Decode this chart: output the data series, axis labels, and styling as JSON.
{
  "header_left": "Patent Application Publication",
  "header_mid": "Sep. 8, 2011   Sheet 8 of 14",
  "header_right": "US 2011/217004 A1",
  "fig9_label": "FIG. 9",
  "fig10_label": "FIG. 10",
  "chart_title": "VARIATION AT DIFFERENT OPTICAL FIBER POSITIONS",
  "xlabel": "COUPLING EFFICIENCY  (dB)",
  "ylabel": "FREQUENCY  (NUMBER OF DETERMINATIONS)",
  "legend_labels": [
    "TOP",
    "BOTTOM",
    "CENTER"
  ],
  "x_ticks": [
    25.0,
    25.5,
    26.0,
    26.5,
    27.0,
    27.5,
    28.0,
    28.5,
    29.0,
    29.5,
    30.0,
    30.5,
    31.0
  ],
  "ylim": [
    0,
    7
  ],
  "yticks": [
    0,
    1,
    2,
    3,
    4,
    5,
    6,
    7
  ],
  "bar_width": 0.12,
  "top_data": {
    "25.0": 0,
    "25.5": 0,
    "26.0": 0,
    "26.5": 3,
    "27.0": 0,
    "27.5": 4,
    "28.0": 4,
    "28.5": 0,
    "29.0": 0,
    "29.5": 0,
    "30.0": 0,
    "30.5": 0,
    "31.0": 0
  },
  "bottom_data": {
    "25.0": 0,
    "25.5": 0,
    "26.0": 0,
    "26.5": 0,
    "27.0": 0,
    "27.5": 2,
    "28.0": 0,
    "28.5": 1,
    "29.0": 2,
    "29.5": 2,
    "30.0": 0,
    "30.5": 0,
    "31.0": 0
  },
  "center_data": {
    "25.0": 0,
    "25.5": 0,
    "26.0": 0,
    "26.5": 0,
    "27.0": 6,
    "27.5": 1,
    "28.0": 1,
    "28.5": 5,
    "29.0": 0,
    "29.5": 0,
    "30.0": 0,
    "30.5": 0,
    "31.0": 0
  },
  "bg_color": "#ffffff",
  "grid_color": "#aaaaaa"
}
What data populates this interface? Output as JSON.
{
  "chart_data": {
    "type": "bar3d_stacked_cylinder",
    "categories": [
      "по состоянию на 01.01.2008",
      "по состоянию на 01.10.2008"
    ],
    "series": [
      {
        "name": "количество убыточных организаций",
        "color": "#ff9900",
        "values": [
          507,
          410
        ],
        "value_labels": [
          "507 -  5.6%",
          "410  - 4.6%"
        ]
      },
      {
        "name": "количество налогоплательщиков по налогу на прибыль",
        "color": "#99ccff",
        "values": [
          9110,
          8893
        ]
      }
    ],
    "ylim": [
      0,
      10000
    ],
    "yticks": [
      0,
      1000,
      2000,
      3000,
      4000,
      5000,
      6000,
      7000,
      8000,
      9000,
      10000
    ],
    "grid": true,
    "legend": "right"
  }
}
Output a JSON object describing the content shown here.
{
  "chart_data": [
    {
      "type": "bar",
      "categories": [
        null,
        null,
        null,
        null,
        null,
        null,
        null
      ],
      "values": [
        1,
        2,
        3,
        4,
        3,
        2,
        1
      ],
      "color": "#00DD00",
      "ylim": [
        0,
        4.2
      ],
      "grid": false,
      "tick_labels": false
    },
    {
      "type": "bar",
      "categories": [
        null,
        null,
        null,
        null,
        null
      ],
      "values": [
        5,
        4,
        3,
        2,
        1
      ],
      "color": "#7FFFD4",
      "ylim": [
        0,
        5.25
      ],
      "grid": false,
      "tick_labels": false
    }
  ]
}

◆ ◆ ◆ ◆ ◆

Written problem
Copy the data above exactly. Every line must be included.

Response
Decode this chart: output the data series, axis labels, and styling as JSON.
{
  "header_left": "Patent Application Publication",
  "header_mid": "Sep. 8, 2011   Sheet 8 of 14",
  "header_right": "US 2011/217004 A1",
  "fig9_label": "FIG. 9",
  "fig10_label": "FIG. 10",
  "chart_title": "VARIATION AT DIFFERENT OPTICAL FIBER POSITIONS",
  "xlabel": "COUPLING EFFICIENCY  (dB)",
  "ylabel": "FREQUENCY  (NUMBER OF DETERMINATIONS)",
  "legend_labels": [
    "TOP",
    "BOTTOM",
    "CENTER"
  ],
  "x_ticks": [
    25.0,
    25.5,
    26.0,
    26.5,
    27.0,
    27.5,
    28.0,
    28.5,
    29.0,
    29.5,
    30.0,
    30.5,
    31.0
  ],
  "ylim": [
    0,
    7
  ],
  "yticks": [
    0,
    1,
    2,
    3,
    4,
    5,
    6,
    7
  ],
  "bar_width": 0.12,
  "top_data": {
    "25.0": 0,
    "25.5": 0,
    "26.0": 0,
    "26.5": 3,
    "27.0": 0,
    "27.5": 4,
    "28.0": 4,
    "28.5": 0,
    "29.0": 0,
    "29.5": 0,
    "30.0": 0,
    "30.5": 0,
    "31.0": 0
  },
  "bottom_data": {
    "25.0": 0,
    "25.5": 0,
    "26.0": 0,
    "26.5": 0,
    "27.0": 0,
    "27.5": 2,
    "28.0": 0,
    "28.5": 1,
    "29.0": 2,
    "29.5": 2,
    "30.0": 0,
    "30.5": 0,
    "31.0": 0
  },
  "center_data": {
    "25.0": 0,
    "25.5": 0,
    "26.0": 0,
    "26.5": 0,
    "27.0": 6,
    "27.5": 1,
    "28.0": 1,
    "28.5": 5,
    "29.0": 0,
    "29.5": 0,
    "30.0": 0,
    "30.5": 0,
    "31.0": 0
  },
  "bg_color": "#ffffff",
  "grid_color": "#aaaaaa"
}
What data populates this interface? Output as JSON.
{
  "chart_data": {
    "type": "bar3d_stacked_cylinder",
    "categories": [
      "по состоянию на 01.01.2008",
      "по состоянию на 01.10.2008"
    ],
    "series": [
      {
        "name": "количество убыточных организаций",
        "color": "#ff9900",
        "values": [
          507,
          410
        ],
        "value_labels": [
          "507 -  5.6%",
          "410  - 4.6%"
        ]
      },
      {
        "name": "количество налогоплательщиков по налогу на прибыль",
        "color": "#99ccff",
        "values": [
          9110,
          8893
        ]
      }
    ],
    "ylim": [
      0,
      10000
    ],
    "yticks": [
      0,
      1000,
      2000,
      3000,
      4000,
      5000,
      6000,
      7000,
      8000,
      9000,
      10000
    ],
    "grid": true,
    "legend": "right"
  }
}
Output a JSON object describing the content shown here.
{
  "chart_data": [
    {
      "type": "bar",
      "categories": [
        null,
        null,
        null,
        null,
        null,
        null,
        null
      ],
      "values": [
        1,
        2,
        3,
        4,
        3,
        2,
        1
      ],
      "color": "#00DD00",
      "ylim": [
        0,
        4.2
      ],
      "grid": false,
      "tick_labels": false
    },
    {
      "type": "bar",
      "categories": [
        null,
        null,
        null,
        null,
        null
      ],
      "values": [
        5,
        4,
        3,
        2,
        1
      ],
      "color": "#7FFFD4",
      "ylim": [
        0,
        5.25
      ],
      "grid": false,
      "tick_labels": false
    }
  ]
}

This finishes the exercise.